Exercise task:
Records follow. Select each line holding "data".

─── Material for this task ───

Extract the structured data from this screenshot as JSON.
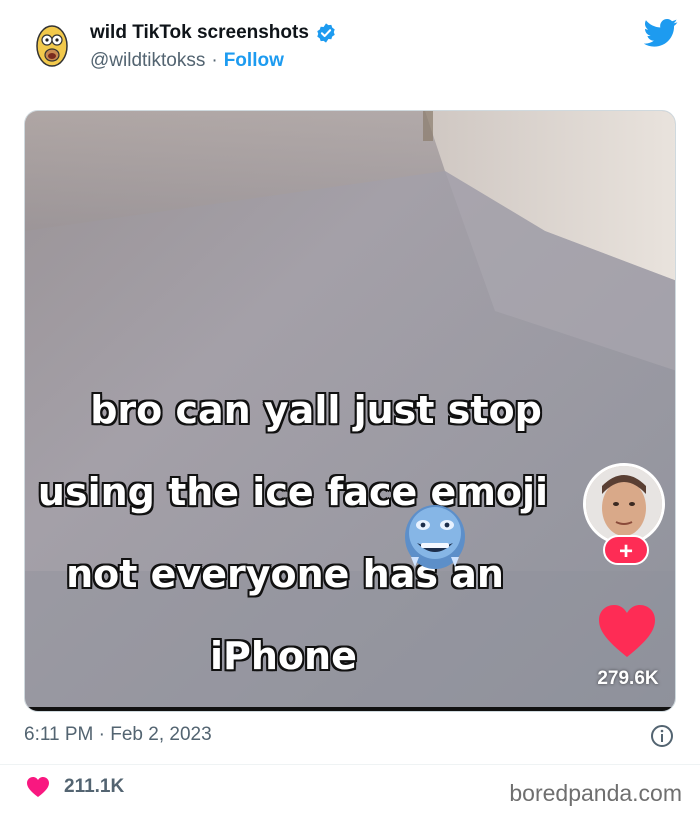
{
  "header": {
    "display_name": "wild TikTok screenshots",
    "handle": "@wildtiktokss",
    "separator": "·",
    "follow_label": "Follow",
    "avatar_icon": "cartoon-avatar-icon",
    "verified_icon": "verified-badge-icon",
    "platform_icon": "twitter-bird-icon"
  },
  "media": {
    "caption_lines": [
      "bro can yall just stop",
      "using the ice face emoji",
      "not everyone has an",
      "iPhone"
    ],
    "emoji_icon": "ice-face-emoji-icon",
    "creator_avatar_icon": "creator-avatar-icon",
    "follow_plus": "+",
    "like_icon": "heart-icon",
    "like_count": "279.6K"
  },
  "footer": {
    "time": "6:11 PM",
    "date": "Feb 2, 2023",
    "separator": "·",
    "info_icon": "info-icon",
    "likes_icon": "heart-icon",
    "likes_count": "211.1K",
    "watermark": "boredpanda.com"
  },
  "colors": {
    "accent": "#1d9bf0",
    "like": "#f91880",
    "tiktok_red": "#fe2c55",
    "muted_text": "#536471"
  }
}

───
─── Material for this task ───

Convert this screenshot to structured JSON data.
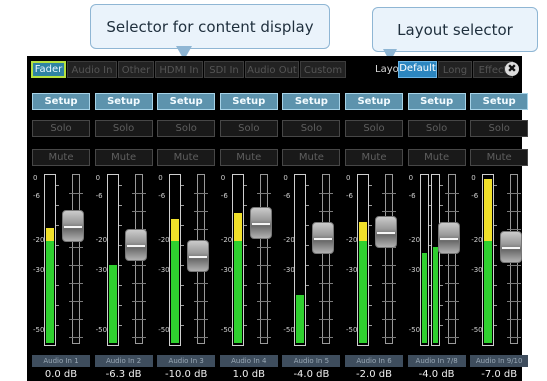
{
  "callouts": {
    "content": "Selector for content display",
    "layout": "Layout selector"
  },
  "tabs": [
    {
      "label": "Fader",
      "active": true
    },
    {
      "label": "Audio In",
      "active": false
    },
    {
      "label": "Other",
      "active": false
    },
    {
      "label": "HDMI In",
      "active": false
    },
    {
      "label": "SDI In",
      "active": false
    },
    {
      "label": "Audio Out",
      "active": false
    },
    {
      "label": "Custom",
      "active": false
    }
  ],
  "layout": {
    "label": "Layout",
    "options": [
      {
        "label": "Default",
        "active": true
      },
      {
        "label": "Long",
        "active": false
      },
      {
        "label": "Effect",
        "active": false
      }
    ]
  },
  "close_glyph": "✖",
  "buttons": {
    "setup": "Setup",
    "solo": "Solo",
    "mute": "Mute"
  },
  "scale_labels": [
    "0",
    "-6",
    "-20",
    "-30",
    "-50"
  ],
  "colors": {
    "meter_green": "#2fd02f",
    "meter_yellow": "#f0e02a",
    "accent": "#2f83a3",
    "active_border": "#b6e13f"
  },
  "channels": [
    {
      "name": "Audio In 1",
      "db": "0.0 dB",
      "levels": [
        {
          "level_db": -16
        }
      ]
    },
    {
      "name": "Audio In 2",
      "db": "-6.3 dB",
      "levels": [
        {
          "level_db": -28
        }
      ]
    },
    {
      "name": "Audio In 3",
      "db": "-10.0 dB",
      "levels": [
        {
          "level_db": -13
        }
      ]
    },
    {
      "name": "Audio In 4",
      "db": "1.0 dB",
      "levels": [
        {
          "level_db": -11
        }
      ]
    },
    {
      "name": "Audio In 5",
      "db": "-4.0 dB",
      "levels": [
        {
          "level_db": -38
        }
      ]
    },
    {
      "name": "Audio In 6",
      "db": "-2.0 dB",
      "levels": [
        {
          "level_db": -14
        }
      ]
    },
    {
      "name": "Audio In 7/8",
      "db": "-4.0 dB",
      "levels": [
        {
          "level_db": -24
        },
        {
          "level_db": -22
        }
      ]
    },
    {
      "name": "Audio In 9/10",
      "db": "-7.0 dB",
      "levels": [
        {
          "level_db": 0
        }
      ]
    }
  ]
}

───
─── Material for this task ───

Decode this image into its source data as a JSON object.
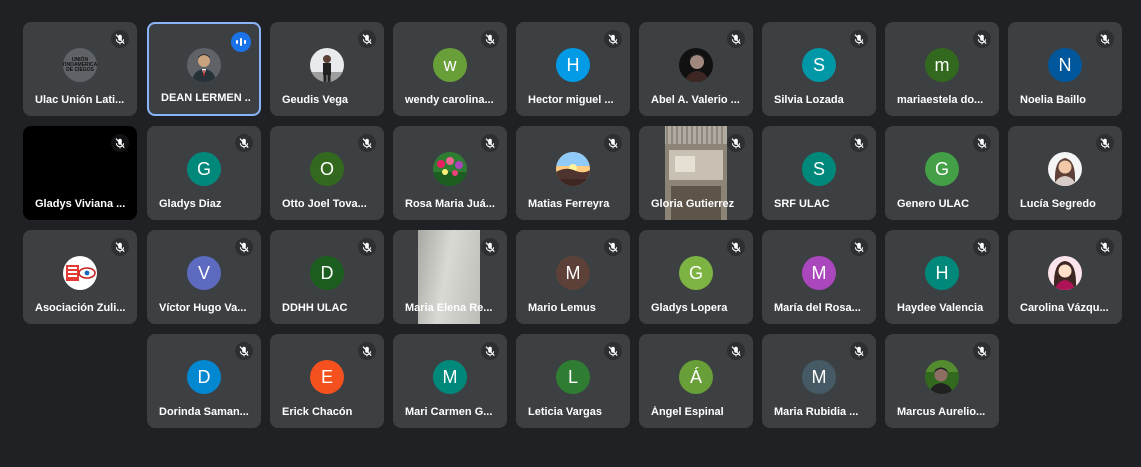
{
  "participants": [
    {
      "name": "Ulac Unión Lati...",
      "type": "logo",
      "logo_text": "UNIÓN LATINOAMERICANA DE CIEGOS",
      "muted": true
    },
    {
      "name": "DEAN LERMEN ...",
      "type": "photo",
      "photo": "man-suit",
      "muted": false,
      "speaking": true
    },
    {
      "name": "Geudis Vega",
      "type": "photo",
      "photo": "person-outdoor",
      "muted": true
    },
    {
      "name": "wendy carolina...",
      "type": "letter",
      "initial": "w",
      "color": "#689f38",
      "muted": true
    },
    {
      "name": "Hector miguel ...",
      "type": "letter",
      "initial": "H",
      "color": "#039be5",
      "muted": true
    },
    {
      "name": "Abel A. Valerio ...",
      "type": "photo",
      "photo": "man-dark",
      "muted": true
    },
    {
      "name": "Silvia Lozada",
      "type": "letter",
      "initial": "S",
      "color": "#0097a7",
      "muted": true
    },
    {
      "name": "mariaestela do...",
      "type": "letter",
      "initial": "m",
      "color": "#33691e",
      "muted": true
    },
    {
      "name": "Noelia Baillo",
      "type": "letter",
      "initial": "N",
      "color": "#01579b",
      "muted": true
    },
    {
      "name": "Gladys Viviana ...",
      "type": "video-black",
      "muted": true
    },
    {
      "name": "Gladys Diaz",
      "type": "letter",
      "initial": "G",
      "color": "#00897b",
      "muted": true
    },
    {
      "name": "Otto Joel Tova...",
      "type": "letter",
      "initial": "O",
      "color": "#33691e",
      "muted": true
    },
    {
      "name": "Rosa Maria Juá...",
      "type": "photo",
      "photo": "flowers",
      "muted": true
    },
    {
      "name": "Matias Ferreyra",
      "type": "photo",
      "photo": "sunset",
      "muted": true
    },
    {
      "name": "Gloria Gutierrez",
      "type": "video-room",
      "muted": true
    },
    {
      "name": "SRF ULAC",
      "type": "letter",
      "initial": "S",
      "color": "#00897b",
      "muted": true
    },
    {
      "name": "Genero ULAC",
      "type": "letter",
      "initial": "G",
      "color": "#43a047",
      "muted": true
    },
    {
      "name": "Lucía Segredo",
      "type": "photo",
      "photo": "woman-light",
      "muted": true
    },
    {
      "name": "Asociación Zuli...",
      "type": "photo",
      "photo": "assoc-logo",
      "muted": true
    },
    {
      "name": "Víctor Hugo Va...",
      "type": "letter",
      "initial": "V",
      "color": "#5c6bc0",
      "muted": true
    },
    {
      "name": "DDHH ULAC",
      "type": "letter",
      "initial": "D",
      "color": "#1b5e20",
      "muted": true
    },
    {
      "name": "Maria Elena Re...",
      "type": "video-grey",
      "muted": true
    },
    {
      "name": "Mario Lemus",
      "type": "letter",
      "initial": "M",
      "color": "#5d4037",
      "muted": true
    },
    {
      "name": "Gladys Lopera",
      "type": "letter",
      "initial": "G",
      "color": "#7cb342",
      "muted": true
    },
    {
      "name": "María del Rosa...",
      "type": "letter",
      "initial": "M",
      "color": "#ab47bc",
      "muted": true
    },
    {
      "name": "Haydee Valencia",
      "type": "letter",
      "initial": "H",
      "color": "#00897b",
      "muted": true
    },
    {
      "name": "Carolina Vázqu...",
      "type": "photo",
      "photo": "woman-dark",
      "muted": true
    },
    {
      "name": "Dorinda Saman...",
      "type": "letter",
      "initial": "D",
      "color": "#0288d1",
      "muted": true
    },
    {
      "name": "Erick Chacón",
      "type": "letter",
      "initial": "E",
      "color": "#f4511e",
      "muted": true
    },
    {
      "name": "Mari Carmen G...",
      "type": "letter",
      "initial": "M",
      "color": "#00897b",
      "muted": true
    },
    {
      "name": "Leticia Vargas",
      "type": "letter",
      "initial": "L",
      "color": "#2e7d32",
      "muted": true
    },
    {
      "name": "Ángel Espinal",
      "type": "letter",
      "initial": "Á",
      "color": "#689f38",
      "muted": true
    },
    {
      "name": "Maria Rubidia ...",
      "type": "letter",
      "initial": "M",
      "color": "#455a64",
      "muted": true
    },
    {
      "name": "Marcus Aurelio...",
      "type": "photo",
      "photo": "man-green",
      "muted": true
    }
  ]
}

───

Response to the task:
Extract the structured data from this screenshot as JSON.
Convert this screenshot to structured JSON data.
Decode this image into its source data as a JSON object.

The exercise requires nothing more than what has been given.